Collection entries
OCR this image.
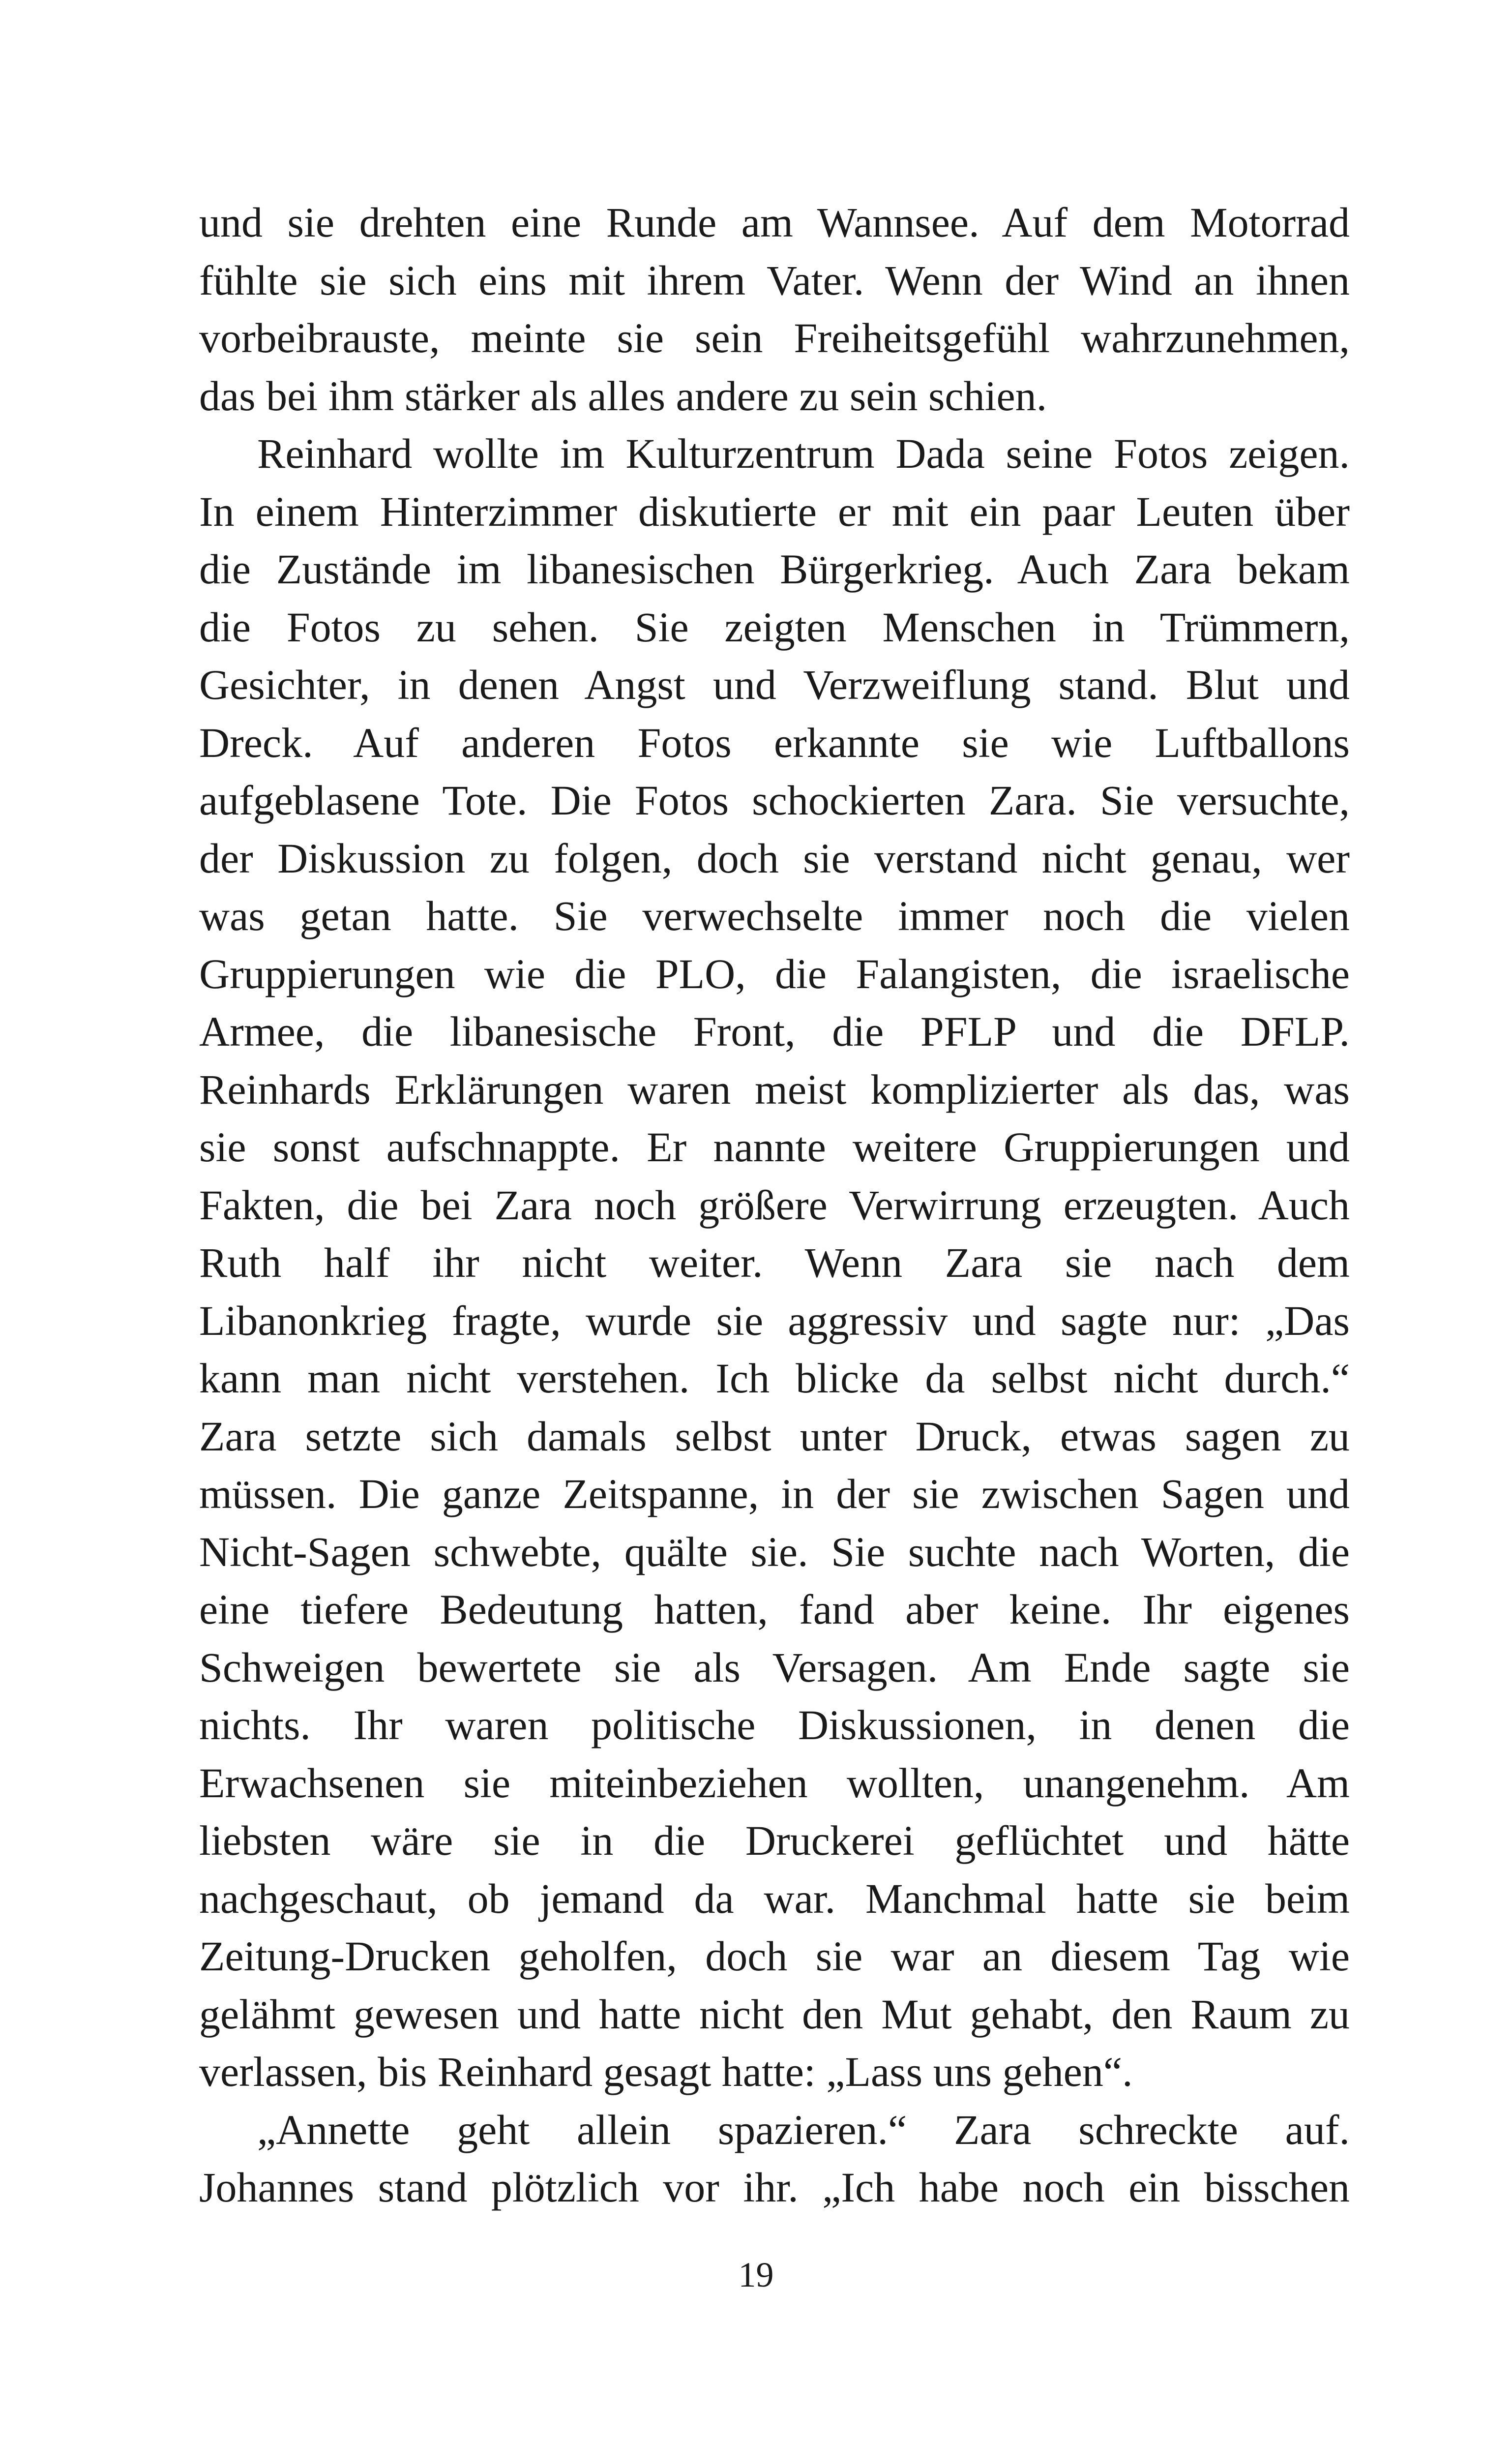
und sie drehten eine Runde am Wannsee. Auf dem Motorrad
fühlte sie sich eins mit ihrem Vater. Wenn der Wind an ihnen
vorbeibrauste, meinte sie sein Freiheitsgefühl wahrzunehmen,
das bei ihm stärker als alles andere zu sein schien.
Reinhard wollte im Kulturzentrum Dada seine Fotos zeigen.
In einem Hinterzimmer diskutierte er mit ein paar Leuten über
die Zustände im libanesischen Bürgerkrieg. Auch Zara bekam
die Fotos zu sehen. Sie zeigten Menschen in Trümmern,
Gesichter, in denen Angst und Verzweiflung stand. Blut und
Dreck. Auf anderen Fotos erkannte sie wie Luftballons
aufgeblasene Tote. Die Fotos schockierten Zara. Sie versuchte,
der Diskussion zu folgen, doch sie verstand nicht genau, wer
was getan hatte. Sie verwechselte immer noch die vielen
Gruppierungen wie die PLO, die Falangisten, die israelische
Armee, die libanesische Front, die PFLP und die DFLP.
Reinhards Erklärungen waren meist komplizierter als das, was
sie sonst aufschnappte. Er nannte weitere Gruppierungen und
Fakten, die bei Zara noch größere Verwirrung erzeugten. Auch
Ruth half ihr nicht weiter. Wenn Zara sie nach dem
Libanonkrieg fragte, wurde sie aggressiv und sagte nur: „Das
kann man nicht verstehen. Ich blicke da selbst nicht durch.“
Zara setzte sich damals selbst unter Druck, etwas sagen zu
müssen. Die ganze Zeitspanne, in der sie zwischen Sagen und
Nicht-Sagen schwebte, quälte sie. Sie suchte nach Worten, die
eine tiefere Bedeutung hatten, fand aber keine. Ihr eigenes
Schweigen bewertete sie als Versagen. Am Ende sagte sie
nichts. Ihr waren politische Diskussionen, in denen die
Erwachsenen sie miteinbeziehen wollten, unangenehm. Am
liebsten wäre sie in die Druckerei geflüchtet und hätte
nachgeschaut, ob jemand da war. Manchmal hatte sie beim
Zeitung-Drucken geholfen, doch sie war an diesem Tag wie
gelähmt gewesen und hatte nicht den Mut gehabt, den Raum zu
verlassen, bis Reinhard gesagt hatte: „Lass uns gehen“.
„Annette geht allein spazieren.“ Zara schreckte auf.
Johannes stand plötzlich vor ihr. „Ich habe noch ein bisschen
19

* [What to produce]: Repeat every line above exactly, minus the pictures.

* [Reply to the task]:
OCR this image.
und sie drehten eine Runde am Wannsee. Auf dem Motorrad
fühlte sie sich eins mit ihrem Vater. Wenn der Wind an ihnen
vorbeibrauste, meinte sie sein Freiheitsgefühl wahrzunehmen,
das bei ihm stärker als alles andere zu sein schien.
Reinhard wollte im Kulturzentrum Dada seine Fotos zeigen.
In einem Hinterzimmer diskutierte er mit ein paar Leuten über
die Zustände im libanesischen Bürgerkrieg. Auch Zara bekam
die Fotos zu sehen. Sie zeigten Menschen in Trümmern,
Gesichter, in denen Angst und Verzweiflung stand. Blut und
Dreck. Auf anderen Fotos erkannte sie wie Luftballons
aufgeblasene Tote. Die Fotos schockierten Zara. Sie versuchte,
der Diskussion zu folgen, doch sie verstand nicht genau, wer
was getan hatte. Sie verwechselte immer noch die vielen
Gruppierungen wie die PLO, die Falangisten, die israelische
Armee, die libanesische Front, die PFLP und die DFLP.
Reinhards Erklärungen waren meist komplizierter als das, was
sie sonst aufschnappte. Er nannte weitere Gruppierungen und
Fakten, die bei Zara noch größere Verwirrung erzeugten. Auch
Ruth half ihr nicht weiter. Wenn Zara sie nach dem
Libanonkrieg fragte, wurde sie aggressiv und sagte nur: „Das
kann man nicht verstehen. Ich blicke da selbst nicht durch.“
Zara setzte sich damals selbst unter Druck, etwas sagen zu
müssen. Die ganze Zeitspanne, in der sie zwischen Sagen und
Nicht-Sagen schwebte, quälte sie. Sie suchte nach Worten, die
eine tiefere Bedeutung hatten, fand aber keine. Ihr eigenes
Schweigen bewertete sie als Versagen. Am Ende sagte sie
nichts. Ihr waren politische Diskussionen, in denen die
Erwachsenen sie miteinbeziehen wollten, unangenehm. Am
liebsten wäre sie in die Druckerei geflüchtet und hätte
nachgeschaut, ob jemand da war. Manchmal hatte sie beim
Zeitung-Drucken geholfen, doch sie war an diesem Tag wie
gelähmt gewesen und hatte nicht den Mut gehabt, den Raum zu
verlassen, bis Reinhard gesagt hatte: „Lass uns gehen“.
„Annette geht allein spazieren.“ Zara schreckte auf.
Johannes stand plötzlich vor ihr. „Ich habe noch ein bisschen
19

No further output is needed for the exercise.